Reproduce each line exactly.

-- start --

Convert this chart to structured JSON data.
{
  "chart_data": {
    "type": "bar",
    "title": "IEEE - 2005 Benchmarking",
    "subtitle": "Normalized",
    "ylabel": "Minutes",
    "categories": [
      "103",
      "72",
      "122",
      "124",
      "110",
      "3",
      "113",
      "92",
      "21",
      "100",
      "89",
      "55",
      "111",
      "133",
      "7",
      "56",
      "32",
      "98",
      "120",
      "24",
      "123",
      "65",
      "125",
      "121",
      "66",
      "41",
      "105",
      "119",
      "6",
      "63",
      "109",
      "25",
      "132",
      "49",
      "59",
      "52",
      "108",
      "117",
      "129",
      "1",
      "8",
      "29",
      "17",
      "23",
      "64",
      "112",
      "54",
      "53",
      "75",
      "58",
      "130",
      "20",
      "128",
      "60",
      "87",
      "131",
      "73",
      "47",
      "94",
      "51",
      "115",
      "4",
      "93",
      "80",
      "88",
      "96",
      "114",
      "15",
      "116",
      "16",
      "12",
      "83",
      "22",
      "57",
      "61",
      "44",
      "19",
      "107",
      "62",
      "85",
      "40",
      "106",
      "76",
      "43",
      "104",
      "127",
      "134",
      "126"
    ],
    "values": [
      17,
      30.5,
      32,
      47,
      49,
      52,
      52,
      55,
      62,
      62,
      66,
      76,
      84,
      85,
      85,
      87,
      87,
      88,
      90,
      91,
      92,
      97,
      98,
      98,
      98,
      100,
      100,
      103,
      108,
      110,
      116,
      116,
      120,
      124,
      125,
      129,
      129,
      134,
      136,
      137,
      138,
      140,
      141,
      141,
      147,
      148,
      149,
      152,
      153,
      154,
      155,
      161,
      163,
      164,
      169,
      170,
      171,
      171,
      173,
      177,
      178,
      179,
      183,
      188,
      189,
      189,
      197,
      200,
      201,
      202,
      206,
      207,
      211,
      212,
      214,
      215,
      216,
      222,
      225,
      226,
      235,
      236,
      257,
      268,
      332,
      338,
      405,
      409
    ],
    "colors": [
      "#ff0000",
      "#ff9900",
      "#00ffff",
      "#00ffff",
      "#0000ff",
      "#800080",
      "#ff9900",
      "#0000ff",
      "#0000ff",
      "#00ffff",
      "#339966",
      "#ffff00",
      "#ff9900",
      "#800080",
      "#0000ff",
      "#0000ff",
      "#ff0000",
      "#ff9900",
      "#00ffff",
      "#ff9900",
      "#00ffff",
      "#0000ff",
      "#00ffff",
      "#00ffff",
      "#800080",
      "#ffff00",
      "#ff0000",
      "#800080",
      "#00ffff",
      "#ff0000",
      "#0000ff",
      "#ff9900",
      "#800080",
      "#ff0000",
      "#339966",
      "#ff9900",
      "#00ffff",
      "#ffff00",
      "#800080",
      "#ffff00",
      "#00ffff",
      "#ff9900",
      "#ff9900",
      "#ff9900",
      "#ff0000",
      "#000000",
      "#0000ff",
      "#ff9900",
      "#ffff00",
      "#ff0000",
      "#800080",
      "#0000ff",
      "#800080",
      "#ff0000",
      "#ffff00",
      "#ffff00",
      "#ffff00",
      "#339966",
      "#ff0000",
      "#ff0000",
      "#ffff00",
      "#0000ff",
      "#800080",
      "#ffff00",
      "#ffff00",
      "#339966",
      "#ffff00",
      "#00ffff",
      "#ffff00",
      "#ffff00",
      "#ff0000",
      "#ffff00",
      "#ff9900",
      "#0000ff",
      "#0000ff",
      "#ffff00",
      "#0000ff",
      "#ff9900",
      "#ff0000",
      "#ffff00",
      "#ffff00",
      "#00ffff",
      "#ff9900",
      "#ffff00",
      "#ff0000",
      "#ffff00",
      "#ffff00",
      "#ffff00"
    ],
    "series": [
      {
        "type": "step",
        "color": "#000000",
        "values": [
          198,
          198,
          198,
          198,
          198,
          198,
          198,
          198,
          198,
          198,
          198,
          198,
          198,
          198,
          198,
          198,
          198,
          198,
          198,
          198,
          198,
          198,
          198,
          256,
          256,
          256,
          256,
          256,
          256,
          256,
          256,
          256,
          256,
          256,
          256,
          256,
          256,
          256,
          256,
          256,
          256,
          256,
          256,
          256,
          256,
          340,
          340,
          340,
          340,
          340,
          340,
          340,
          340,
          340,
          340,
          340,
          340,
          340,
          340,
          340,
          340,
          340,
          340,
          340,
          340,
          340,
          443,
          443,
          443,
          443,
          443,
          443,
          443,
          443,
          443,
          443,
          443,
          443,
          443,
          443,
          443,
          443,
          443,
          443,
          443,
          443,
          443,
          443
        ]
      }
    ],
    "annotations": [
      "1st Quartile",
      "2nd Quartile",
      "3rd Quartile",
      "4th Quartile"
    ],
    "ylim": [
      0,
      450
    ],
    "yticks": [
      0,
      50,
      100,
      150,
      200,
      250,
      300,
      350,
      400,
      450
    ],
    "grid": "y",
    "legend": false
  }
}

-- end --

## Reply
Convert this chart to structured JSON data.
{
  "chart_data": {
    "type": "bar",
    "title": "IEEE - 2005 Benchmarking",
    "subtitle": "Normalized",
    "ylabel": "Minutes",
    "categories": [
      "103",
      "72",
      "122",
      "124",
      "110",
      "3",
      "113",
      "92",
      "21",
      "100",
      "89",
      "55",
      "111",
      "133",
      "7",
      "56",
      "32",
      "98",
      "120",
      "24",
      "123",
      "65",
      "125",
      "121",
      "66",
      "41",
      "105",
      "119",
      "6",
      "63",
      "109",
      "25",
      "132",
      "49",
      "59",
      "52",
      "108",
      "117",
      "129",
      "1",
      "8",
      "29",
      "17",
      "23",
      "64",
      "112",
      "54",
      "53",
      "75",
      "58",
      "130",
      "20",
      "128",
      "60",
      "87",
      "131",
      "73",
      "47",
      "94",
      "51",
      "115",
      "4",
      "93",
      "80",
      "88",
      "96",
      "114",
      "15",
      "116",
      "16",
      "12",
      "83",
      "22",
      "57",
      "61",
      "44",
      "19",
      "107",
      "62",
      "85",
      "40",
      "106",
      "76",
      "43",
      "104",
      "127",
      "134",
      "126"
    ],
    "values": [
      17,
      30.5,
      32,
      47,
      49,
      52,
      52,
      55,
      62,
      62,
      66,
      76,
      84,
      85,
      85,
      87,
      87,
      88,
      90,
      91,
      92,
      97,
      98,
      98,
      98,
      100,
      100,
      103,
      108,
      110,
      116,
      116,
      120,
      124,
      125,
      129,
      129,
      134,
      136,
      137,
      138,
      140,
      141,
      141,
      147,
      148,
      149,
      152,
      153,
      154,
      155,
      161,
      163,
      164,
      169,
      170,
      171,
      171,
      173,
      177,
      178,
      179,
      183,
      188,
      189,
      189,
      197,
      200,
      201,
      202,
      206,
      207,
      211,
      212,
      214,
      215,
      216,
      222,
      225,
      226,
      235,
      236,
      257,
      268,
      332,
      338,
      405,
      409
    ],
    "colors": [
      "#ff0000",
      "#ff9900",
      "#00ffff",
      "#00ffff",
      "#0000ff",
      "#800080",
      "#ff9900",
      "#0000ff",
      "#0000ff",
      "#00ffff",
      "#339966",
      "#ffff00",
      "#ff9900",
      "#800080",
      "#0000ff",
      "#0000ff",
      "#ff0000",
      "#ff9900",
      "#00ffff",
      "#ff9900",
      "#00ffff",
      "#0000ff",
      "#00ffff",
      "#00ffff",
      "#800080",
      "#ffff00",
      "#ff0000",
      "#800080",
      "#00ffff",
      "#ff0000",
      "#0000ff",
      "#ff9900",
      "#800080",
      "#ff0000",
      "#339966",
      "#ff9900",
      "#00ffff",
      "#ffff00",
      "#800080",
      "#ffff00",
      "#00ffff",
      "#ff9900",
      "#ff9900",
      "#ff9900",
      "#ff0000",
      "#000000",
      "#0000ff",
      "#ff9900",
      "#ffff00",
      "#ff0000",
      "#800080",
      "#0000ff",
      "#800080",
      "#ff0000",
      "#ffff00",
      "#ffff00",
      "#ffff00",
      "#339966",
      "#ff0000",
      "#ff0000",
      "#ffff00",
      "#0000ff",
      "#800080",
      "#ffff00",
      "#ffff00",
      "#339966",
      "#ffff00",
      "#00ffff",
      "#ffff00",
      "#ffff00",
      "#ff0000",
      "#ffff00",
      "#ff9900",
      "#0000ff",
      "#0000ff",
      "#ffff00",
      "#0000ff",
      "#ff9900",
      "#ff0000",
      "#ffff00",
      "#ffff00",
      "#00ffff",
      "#ff9900",
      "#ffff00",
      "#ff0000",
      "#ffff00",
      "#ffff00",
      "#ffff00"
    ],
    "series": [
      {
        "type": "step",
        "color": "#000000",
        "values": [
          198,
          198,
          198,
          198,
          198,
          198,
          198,
          198,
          198,
          198,
          198,
          198,
          198,
          198,
          198,
          198,
          198,
          198,
          198,
          198,
          198,
          198,
          198,
          256,
          256,
          256,
          256,
          256,
          256,
          256,
          256,
          256,
          256,
          256,
          256,
          256,
          256,
          256,
          256,
          256,
          256,
          256,
          256,
          256,
          256,
          340,
          340,
          340,
          340,
          340,
          340,
          340,
          340,
          340,
          340,
          340,
          340,
          340,
          340,
          340,
          340,
          340,
          340,
          340,
          340,
          340,
          443,
          443,
          443,
          443,
          443,
          443,
          443,
          443,
          443,
          443,
          443,
          443,
          443,
          443,
          443,
          443,
          443,
          443,
          443,
          443,
          443,
          443
        ]
      }
    ],
    "annotations": [
      "1st Quartile",
      "2nd Quartile",
      "3rd Quartile",
      "4th Quartile"
    ],
    "ylim": [
      0,
      450
    ],
    "yticks": [
      0,
      50,
      100,
      150,
      200,
      250,
      300,
      350,
      400,
      450
    ],
    "grid": "y",
    "legend": false
  }
}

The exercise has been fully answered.